■ Goal ■
Where a line in the listing below contains the word "road", copy that line.
--- Begin Extracted records ---
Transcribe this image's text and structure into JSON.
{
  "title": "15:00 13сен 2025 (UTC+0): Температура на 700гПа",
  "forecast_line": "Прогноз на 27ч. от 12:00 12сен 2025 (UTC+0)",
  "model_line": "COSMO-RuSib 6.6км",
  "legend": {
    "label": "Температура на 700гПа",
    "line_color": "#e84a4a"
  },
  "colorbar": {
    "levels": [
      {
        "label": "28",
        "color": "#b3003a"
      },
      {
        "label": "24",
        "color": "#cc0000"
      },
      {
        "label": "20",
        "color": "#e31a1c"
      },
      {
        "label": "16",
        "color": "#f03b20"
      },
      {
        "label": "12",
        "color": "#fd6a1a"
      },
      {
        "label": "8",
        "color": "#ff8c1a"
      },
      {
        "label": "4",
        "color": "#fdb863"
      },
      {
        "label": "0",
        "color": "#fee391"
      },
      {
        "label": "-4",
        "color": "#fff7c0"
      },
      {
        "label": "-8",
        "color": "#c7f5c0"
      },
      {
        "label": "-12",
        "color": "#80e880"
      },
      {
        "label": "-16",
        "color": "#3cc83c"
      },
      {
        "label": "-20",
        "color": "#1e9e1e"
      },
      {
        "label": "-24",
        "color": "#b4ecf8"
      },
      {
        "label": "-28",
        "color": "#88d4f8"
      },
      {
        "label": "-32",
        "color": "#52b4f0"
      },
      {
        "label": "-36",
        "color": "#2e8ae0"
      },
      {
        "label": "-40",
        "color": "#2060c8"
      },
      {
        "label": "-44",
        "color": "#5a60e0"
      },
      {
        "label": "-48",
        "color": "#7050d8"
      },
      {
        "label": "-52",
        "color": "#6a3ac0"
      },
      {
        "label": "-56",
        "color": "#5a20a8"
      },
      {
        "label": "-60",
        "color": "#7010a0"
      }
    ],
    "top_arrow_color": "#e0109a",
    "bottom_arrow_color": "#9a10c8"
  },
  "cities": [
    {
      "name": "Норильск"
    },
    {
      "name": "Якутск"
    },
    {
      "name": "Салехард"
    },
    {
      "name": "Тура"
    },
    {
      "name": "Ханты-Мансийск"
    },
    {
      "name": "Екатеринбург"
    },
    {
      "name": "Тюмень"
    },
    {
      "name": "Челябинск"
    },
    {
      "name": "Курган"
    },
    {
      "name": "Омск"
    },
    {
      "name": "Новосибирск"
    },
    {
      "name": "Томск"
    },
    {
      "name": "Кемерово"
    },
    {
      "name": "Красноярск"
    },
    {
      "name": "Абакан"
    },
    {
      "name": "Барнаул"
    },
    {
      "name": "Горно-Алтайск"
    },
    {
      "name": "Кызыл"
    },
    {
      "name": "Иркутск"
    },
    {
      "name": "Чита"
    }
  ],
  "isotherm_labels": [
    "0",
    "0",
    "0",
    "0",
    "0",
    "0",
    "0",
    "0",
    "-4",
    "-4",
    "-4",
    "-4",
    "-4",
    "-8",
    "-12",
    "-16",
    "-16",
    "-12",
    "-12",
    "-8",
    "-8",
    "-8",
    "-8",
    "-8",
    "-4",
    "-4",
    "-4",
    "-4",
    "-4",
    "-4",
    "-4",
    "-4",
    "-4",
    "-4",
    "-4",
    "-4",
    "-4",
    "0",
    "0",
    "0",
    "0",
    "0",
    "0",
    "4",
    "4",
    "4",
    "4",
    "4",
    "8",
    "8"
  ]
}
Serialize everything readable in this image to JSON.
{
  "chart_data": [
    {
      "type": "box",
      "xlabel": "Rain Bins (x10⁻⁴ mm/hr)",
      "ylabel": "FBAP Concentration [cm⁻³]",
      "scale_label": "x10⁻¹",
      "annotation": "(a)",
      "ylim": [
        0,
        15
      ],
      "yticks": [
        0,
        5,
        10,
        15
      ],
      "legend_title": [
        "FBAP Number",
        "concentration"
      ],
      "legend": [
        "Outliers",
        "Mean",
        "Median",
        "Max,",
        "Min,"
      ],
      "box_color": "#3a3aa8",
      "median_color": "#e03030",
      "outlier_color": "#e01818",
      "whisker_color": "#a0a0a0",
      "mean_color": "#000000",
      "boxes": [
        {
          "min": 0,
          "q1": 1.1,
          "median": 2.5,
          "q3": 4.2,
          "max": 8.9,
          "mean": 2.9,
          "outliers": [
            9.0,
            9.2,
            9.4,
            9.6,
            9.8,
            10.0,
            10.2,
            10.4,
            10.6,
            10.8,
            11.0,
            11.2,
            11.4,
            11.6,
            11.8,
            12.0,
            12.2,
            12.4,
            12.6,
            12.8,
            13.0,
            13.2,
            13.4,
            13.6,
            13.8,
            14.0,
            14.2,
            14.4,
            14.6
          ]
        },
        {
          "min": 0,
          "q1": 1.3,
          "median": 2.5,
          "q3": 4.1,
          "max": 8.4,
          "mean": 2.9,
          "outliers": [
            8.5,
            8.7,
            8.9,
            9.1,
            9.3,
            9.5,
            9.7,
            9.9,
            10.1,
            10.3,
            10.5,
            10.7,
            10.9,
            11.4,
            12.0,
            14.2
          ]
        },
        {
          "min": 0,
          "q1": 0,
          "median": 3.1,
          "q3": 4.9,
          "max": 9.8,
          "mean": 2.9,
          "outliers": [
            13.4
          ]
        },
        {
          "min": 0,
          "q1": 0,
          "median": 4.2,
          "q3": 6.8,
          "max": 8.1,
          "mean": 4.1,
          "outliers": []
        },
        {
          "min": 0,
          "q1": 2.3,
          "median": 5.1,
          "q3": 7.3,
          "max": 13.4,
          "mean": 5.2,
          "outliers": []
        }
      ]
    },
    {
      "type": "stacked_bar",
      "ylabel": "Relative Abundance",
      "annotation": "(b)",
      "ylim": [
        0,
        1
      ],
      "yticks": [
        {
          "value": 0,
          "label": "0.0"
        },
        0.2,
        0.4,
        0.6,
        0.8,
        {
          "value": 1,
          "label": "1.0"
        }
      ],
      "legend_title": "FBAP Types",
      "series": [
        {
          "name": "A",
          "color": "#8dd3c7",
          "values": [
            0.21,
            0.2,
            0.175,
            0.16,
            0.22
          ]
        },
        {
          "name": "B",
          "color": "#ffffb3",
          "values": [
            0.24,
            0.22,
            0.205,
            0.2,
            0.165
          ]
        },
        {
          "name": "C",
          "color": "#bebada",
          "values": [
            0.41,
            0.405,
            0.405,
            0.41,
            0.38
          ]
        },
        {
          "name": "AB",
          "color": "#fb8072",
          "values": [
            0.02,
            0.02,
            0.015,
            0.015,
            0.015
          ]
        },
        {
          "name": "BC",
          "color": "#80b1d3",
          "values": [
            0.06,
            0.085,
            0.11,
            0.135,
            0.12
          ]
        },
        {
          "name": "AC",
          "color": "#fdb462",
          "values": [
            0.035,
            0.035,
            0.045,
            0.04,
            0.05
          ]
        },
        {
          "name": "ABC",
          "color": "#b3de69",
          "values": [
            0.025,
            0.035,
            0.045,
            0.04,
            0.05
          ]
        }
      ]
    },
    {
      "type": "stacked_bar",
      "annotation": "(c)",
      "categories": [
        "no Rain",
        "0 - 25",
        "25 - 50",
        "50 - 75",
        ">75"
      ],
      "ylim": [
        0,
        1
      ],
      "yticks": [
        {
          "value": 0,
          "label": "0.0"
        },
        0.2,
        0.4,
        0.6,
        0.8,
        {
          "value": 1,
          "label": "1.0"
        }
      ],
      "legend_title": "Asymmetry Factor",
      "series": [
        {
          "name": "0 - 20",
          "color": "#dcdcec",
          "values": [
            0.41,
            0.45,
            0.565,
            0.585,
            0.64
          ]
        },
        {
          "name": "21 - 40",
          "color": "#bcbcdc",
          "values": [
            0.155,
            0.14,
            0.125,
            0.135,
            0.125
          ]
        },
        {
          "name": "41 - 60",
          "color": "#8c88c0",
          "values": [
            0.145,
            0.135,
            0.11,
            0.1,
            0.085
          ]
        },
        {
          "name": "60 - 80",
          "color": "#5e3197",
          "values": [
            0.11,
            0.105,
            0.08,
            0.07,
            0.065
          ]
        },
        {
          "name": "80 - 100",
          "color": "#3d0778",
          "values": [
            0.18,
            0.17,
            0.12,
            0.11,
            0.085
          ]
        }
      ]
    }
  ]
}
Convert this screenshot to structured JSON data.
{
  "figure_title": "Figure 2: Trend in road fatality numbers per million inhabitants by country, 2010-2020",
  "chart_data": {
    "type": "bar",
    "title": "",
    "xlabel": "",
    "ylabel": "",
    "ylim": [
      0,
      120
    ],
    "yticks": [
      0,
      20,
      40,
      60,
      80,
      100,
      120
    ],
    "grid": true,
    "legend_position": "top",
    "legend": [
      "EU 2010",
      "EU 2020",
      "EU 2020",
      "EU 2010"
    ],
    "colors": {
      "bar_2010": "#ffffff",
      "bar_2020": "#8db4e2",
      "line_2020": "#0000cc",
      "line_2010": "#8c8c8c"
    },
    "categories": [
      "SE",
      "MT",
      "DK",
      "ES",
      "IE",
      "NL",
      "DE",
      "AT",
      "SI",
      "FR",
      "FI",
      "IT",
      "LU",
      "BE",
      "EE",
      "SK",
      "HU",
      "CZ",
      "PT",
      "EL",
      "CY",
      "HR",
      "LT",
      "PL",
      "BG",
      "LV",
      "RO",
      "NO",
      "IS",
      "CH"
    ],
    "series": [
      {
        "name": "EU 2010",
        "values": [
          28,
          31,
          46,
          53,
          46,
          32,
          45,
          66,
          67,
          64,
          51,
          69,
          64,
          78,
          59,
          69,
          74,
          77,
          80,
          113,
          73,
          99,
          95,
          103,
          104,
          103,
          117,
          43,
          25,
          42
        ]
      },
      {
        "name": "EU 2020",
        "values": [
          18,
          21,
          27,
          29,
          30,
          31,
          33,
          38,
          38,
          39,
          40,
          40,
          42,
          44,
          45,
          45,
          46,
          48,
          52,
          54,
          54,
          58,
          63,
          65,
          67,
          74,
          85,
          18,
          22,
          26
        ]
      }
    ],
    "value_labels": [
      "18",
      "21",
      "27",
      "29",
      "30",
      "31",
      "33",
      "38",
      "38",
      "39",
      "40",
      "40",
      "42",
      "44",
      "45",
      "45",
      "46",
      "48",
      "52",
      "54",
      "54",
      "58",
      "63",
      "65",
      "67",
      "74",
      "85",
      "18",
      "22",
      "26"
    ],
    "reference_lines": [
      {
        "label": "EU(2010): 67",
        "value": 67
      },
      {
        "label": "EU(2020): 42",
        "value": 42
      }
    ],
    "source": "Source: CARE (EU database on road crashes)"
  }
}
--- End Extracted records ---
■ Exercise response ■
  "figure_title": "Figure 2: Trend in road fatality numbers per million inhabitants by country, 2010-2020",
    "source": "Source: CARE (EU database on road crashes)"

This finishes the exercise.